START Provided data
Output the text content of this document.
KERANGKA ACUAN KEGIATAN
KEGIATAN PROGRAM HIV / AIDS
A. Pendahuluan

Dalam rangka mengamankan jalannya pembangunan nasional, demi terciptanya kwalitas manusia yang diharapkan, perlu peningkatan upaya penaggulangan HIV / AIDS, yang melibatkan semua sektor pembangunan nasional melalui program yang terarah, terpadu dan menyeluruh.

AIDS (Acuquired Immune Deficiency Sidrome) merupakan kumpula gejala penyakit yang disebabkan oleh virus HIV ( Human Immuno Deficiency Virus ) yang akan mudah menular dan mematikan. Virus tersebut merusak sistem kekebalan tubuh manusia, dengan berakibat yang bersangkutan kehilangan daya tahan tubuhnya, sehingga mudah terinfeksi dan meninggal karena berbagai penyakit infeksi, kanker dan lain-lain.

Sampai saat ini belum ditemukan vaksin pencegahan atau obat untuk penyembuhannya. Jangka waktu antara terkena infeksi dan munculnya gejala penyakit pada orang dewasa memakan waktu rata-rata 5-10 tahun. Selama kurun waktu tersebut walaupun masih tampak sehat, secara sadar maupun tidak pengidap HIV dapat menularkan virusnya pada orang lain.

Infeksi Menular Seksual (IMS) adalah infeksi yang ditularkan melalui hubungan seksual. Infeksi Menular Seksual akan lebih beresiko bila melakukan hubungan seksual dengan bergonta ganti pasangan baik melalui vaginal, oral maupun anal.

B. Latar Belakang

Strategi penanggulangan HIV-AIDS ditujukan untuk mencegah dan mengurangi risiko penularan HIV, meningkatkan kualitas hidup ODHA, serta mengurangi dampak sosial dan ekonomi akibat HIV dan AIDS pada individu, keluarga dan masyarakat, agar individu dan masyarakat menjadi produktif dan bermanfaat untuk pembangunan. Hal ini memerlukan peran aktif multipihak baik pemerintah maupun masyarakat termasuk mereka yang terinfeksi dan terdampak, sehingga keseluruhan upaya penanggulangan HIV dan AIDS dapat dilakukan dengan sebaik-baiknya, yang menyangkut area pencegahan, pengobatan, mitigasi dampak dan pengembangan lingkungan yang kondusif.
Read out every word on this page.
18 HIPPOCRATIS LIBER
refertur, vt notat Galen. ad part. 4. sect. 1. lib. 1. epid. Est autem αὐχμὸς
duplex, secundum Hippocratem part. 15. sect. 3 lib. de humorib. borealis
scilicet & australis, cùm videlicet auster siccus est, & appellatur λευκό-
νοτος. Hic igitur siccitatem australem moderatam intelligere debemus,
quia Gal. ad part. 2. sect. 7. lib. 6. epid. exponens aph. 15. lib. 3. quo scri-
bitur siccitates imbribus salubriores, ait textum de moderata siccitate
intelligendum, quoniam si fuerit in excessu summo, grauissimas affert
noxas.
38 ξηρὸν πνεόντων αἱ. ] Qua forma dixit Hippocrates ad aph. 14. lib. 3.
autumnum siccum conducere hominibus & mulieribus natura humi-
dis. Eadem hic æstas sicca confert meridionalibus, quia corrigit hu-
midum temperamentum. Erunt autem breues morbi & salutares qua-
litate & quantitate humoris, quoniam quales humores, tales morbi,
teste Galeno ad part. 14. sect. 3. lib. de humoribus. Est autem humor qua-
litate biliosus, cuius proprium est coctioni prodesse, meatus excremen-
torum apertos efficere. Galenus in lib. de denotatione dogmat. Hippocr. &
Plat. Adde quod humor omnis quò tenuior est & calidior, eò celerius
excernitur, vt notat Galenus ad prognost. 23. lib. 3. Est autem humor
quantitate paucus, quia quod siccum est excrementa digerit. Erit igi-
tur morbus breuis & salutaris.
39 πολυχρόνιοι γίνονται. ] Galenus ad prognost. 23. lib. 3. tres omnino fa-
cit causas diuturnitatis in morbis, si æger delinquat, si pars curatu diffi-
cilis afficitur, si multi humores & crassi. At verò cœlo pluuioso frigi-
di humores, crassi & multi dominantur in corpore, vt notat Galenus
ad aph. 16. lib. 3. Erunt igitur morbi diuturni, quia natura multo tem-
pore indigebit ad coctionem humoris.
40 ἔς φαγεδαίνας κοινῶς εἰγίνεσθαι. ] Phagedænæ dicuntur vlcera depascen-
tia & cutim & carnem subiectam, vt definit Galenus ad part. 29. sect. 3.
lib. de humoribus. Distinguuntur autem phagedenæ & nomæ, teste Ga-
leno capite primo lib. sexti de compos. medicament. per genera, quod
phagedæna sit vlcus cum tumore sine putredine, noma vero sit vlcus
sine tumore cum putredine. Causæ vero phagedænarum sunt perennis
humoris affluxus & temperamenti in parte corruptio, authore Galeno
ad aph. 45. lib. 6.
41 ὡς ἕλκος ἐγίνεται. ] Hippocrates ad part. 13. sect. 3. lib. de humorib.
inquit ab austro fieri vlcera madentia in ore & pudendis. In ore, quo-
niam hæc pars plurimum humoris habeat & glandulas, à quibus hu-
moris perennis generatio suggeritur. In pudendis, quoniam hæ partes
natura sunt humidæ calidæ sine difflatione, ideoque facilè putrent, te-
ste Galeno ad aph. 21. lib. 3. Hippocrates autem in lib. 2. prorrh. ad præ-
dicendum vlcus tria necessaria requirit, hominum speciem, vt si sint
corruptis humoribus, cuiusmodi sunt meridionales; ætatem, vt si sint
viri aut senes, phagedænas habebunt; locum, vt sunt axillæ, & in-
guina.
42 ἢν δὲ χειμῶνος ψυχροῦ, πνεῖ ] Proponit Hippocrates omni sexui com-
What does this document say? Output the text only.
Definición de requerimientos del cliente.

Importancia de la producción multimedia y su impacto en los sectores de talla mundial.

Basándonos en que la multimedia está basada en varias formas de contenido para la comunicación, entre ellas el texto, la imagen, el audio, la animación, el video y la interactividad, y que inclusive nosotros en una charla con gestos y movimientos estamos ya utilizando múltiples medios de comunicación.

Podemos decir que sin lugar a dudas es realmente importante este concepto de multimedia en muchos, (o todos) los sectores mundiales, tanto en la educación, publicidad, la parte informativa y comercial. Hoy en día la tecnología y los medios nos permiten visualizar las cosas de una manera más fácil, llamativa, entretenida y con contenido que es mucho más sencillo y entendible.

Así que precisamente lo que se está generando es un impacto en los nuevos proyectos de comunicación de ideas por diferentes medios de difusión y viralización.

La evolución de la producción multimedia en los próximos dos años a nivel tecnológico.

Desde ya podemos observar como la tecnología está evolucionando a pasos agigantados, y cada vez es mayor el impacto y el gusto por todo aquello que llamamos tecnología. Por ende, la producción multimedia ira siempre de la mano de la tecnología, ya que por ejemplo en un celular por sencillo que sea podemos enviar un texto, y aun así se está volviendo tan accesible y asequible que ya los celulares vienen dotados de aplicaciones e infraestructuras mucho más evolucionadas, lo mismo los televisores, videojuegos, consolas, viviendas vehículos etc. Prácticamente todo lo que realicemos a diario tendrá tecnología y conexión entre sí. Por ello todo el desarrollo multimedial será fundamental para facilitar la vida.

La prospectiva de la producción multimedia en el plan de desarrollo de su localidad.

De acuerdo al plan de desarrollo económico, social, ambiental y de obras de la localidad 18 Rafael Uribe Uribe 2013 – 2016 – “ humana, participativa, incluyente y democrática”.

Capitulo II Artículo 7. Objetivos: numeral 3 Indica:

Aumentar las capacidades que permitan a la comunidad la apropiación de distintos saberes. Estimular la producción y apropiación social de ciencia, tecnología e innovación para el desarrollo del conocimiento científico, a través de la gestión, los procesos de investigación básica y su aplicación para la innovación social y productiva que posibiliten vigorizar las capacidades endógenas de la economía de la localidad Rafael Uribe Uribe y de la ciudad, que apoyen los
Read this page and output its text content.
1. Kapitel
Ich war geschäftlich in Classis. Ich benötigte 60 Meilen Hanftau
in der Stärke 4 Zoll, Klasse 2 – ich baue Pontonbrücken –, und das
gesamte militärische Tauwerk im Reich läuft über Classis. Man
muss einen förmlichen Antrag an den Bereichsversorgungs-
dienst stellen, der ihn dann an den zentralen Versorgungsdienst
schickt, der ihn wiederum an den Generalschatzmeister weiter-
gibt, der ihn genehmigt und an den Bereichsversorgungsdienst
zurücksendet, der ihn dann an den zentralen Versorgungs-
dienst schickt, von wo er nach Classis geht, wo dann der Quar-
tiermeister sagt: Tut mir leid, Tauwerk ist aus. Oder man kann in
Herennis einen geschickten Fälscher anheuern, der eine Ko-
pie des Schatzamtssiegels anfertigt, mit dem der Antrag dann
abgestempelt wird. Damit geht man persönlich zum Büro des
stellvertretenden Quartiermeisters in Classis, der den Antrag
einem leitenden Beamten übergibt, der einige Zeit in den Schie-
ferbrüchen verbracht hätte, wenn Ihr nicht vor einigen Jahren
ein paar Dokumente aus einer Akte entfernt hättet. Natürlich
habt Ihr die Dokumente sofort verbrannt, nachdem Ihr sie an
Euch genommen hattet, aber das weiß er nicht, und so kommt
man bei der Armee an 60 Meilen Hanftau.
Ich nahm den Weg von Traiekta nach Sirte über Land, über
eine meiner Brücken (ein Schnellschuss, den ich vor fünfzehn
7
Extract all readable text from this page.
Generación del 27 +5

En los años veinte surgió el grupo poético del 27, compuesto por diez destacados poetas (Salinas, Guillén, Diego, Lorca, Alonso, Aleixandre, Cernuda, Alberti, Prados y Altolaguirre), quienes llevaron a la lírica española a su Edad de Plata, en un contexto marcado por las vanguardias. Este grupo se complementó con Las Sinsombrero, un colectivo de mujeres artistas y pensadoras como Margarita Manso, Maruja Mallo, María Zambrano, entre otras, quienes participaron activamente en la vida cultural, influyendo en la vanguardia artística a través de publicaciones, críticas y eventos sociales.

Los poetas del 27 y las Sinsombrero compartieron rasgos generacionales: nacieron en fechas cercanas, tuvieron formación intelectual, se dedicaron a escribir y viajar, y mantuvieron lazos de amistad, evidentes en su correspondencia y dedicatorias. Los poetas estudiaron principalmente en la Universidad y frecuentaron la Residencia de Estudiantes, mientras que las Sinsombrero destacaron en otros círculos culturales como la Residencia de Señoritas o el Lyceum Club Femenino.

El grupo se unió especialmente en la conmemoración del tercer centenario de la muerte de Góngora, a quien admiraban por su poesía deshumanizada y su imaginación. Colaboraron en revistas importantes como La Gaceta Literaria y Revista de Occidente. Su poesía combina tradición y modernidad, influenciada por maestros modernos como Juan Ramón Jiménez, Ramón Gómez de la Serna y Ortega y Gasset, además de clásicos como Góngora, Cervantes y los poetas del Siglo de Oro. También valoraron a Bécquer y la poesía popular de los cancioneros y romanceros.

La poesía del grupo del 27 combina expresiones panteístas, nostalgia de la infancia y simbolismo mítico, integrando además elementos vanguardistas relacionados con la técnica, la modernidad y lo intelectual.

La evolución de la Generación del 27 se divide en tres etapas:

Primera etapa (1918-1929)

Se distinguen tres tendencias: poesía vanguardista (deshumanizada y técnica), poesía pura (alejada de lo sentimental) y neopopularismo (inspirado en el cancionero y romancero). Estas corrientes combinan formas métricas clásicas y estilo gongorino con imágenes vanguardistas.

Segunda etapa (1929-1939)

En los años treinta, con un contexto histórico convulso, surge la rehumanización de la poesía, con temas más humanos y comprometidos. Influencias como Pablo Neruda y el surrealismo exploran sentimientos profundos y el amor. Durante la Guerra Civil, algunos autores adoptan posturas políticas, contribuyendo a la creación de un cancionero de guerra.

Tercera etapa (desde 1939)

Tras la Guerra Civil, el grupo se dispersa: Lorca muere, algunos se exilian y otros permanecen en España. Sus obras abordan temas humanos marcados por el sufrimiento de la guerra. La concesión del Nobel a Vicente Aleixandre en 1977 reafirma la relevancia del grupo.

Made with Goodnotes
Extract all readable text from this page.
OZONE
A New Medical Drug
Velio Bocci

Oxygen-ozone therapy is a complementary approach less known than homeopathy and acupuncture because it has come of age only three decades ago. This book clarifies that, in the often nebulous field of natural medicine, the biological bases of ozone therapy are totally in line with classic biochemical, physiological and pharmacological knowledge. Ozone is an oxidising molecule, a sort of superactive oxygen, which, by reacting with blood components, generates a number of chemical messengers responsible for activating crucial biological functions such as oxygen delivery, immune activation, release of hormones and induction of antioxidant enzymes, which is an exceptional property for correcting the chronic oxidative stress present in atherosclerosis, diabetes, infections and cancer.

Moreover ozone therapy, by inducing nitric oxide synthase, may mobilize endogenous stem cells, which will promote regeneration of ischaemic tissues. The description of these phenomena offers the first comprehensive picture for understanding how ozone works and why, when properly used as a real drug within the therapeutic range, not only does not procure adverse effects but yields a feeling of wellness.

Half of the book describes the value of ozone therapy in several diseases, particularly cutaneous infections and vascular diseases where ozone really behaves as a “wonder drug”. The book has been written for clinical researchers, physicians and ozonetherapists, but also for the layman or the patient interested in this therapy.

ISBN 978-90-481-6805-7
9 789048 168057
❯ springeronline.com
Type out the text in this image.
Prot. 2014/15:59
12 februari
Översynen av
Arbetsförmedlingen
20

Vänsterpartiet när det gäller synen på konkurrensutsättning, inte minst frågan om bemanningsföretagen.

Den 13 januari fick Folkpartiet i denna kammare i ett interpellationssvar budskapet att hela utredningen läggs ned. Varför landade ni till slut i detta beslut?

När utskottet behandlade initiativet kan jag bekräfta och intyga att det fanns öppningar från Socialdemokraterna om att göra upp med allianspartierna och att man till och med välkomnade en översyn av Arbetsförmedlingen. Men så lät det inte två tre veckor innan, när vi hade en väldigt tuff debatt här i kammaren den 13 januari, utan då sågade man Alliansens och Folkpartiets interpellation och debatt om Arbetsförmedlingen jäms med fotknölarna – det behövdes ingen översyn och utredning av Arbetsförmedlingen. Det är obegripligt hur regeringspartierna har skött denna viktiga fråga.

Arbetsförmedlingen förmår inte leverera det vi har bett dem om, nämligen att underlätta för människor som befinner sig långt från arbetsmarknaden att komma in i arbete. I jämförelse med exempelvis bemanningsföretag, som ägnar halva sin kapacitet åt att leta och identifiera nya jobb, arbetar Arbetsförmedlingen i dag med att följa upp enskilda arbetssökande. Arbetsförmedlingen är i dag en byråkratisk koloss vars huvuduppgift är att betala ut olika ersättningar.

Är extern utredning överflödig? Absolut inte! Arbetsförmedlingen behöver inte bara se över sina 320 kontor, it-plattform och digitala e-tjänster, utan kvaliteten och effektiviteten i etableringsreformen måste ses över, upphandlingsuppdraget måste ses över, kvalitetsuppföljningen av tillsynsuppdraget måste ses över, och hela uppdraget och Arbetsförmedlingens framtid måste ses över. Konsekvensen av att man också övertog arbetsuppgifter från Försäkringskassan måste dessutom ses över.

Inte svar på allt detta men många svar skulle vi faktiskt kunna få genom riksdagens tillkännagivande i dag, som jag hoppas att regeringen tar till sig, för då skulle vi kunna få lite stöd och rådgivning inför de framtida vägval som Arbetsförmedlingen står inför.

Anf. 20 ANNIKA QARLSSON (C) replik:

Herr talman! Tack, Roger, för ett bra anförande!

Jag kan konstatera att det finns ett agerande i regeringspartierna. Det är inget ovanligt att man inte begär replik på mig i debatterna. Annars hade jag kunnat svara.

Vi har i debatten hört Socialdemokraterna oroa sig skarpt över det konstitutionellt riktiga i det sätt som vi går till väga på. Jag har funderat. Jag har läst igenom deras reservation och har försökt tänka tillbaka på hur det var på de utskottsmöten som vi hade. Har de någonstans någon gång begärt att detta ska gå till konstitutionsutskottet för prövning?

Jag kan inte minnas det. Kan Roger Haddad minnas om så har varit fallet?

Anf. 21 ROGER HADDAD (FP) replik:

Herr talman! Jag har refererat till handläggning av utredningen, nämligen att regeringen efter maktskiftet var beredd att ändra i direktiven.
END Provided data
# [Exercise instructions]
Determine how many lines above contain the string "dann". Give only that number.

# [Output for this exercise]
4